* **Sfida A**:
Secondo il brano sulla passione di Cristo, che cosa è la passione del Signore, oltre a essere pegno sicuro di gloria?
* **Sfida B**:
Spiega, in base al brano sulla passione di Cristo, perché il Verbo dovette prendere da noi una carne mortale.
* **Sfida C**:
Continua il brano sulla passione di Cristo partendo dopo la sua ultima frase.

* **Brano mostrato**:
⟨

Il nostro vanto è nella croce di Gesù - Sant'Agostino

La passione del Signore nostro Gesù Cristo è pegno sicuro di gloria e insieme ammaestramento di pazienza. 
Che cosa mai non devono attendersi dalla grazia di Dio i cuori dei fedeli! Infatti il Figlio unigenito di Dio, coeterno al Padre, sembrandogli troppo poco nascere uomo dagli uomini, volle spingersi fino al punto di morire quale uomo e proprio per mano di quegli uomini che aveva creato lui stesso.

Gran cosa è ciò che ci viene promesso dal Signore per il futuro, ma è molto più grande quello che celebriamo ricordando quanto ha già compiuto per noi. Dove erano e che cosa erano gli uomini, quando Cristo morì per i peccatori?

Come si può dubitare che egli darà ai suoi fedeli la sua vita, quando per essi non ha esitato a dare anche la sua morte? Perché gli uomini stentano a credere che un giorno vivranno con Dio, quando già si è verificato un fatto molto più incredibile, quello di un Dio morto per gli uomini? Chi è infatti Cristo, se non quel Verbo "che era in principio e il Verbo era presso Dio e il Verbo era Dio"? (Gv 1, 1). Ebbene, questo Verbo di Dio "si è fatto carne e venne ad abitare in mezzo a noi" (Gv 1, 14).  Egli non aveva nulla in se stesso per cui potesse morire per noi, se non avesse preso da noi una carne  mortale. In tal modo egli immortale poté morire, volendo dare la vita per i mortali. Rese partecipi della sua vita quelli di cui aveva condiviso la morte. Noi infatti non avevamo di nostro nulla da cui aver la vita, come lui non aveva nulla da cui ricevere la morte.  Donde lo stupefacente scambio: fece sua la nostra morte e nostra la sua vita. Dunque non vergogna, ma fiducia sconfinata e vanto immenso nella morte di Cristo.

Prese su di sé la morte che trovò in noi e così assicurò quella vita che da noi non può venire. Ciò che noi avevamo meritato per il peccato, lo scontò colui che era senza peccato. E allora non ci darà ora quanto meritiamo per giustizia, lui che è l'artefice della giustificazione? Come non darà il premio ai santi, lui, fedeltà personificata, che senza colpa sopportò la pena dei cattivi? Confessiamo, perciò, o fratelli, senza timore, anzi proclamiamo che Cristo fu crocifisso per noi. Diciamolo, non già con timore, ma con gioia; non con rossore, ma con fierezza. L'apostolo Paolo lo comprese bene e lo fece valere come titolo di gloria. Poteva celebrare le più grandi e affascinanti imprese del Cristo.

⟩

* **Dati raccolti**:
⟨

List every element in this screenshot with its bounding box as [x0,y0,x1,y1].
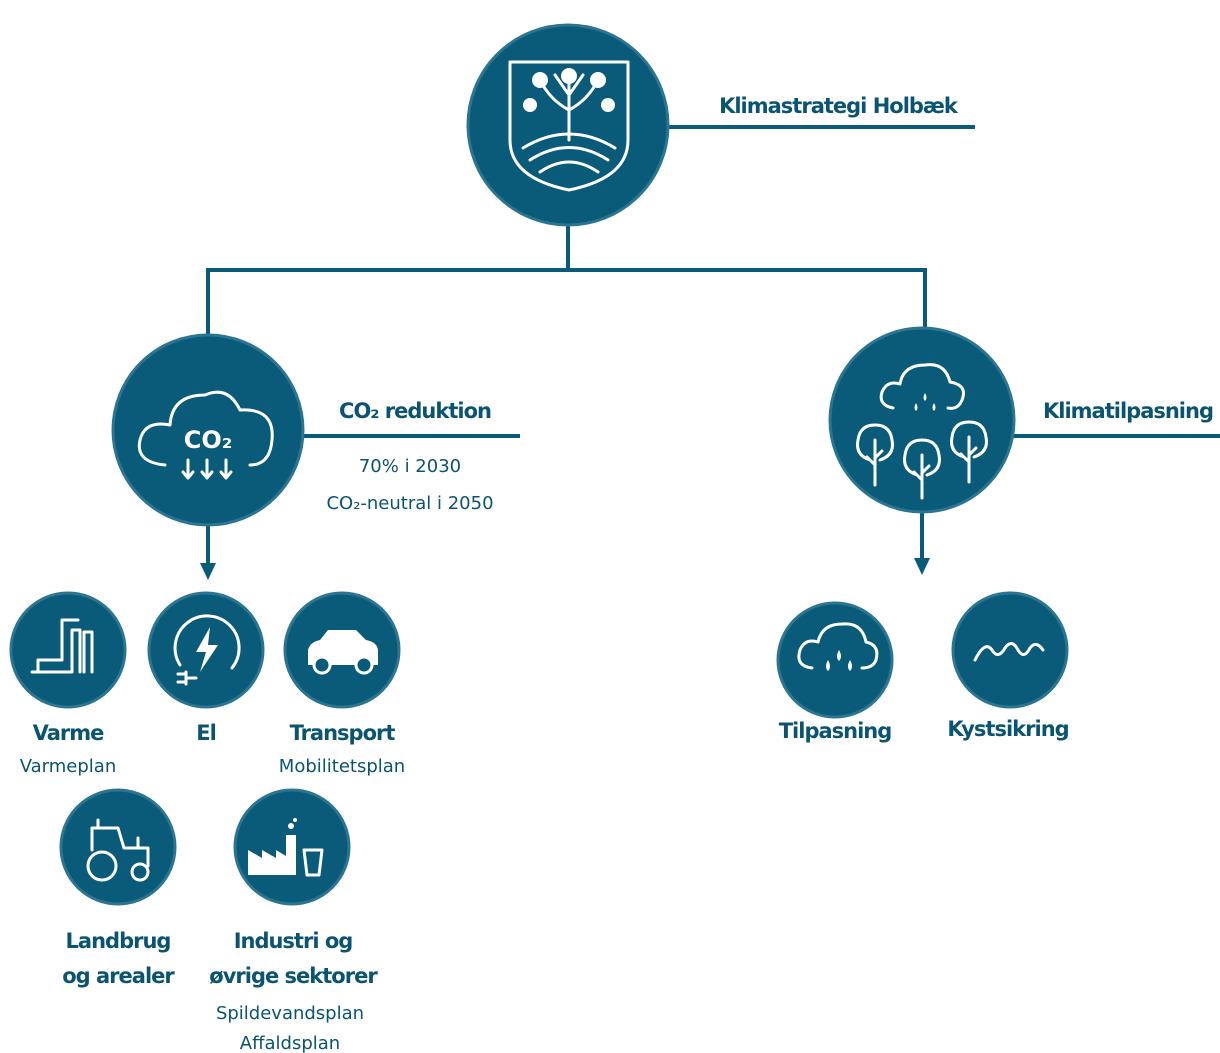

⟩

* **Risposta scritta A**:
È ammaestramento di pazienza.

* **Risposta scritta B**:
In se stesso il Verbo non aveva nulla per cui potesse morire per noi. Prendendo da noi una carne mortale, egli, immortale, poté morire, volendo dare la vita per i mortali.

* **Risposta scritta C**:
Poteva gloriarsi richiamando le eccelse prerogative del Cristo, presentandolo quale creatore del mondo in quanto Dio con il Padre, e quale padrone del mondo in quanto uomo simile a noi. Tuttavia non disse altro che questo: "Quanto a me non ci sia altro vanto che nella croce del Signore nostro Gesù Cristo" (Gal 6, 14).

- Sant'Agostino -



"Guardiamo a Cristo trafitto in Croce! E’ Lui la rivelazione più sconvolgente dell’amore di Dio, un amore in cui eros e agape, lungi dal contrapporsi, si illuminano a vicenda. Sulla Croce è Dio stesso che mendica l’amore della sua creatura: Egli ha sete dell’amore di ognuno di noi.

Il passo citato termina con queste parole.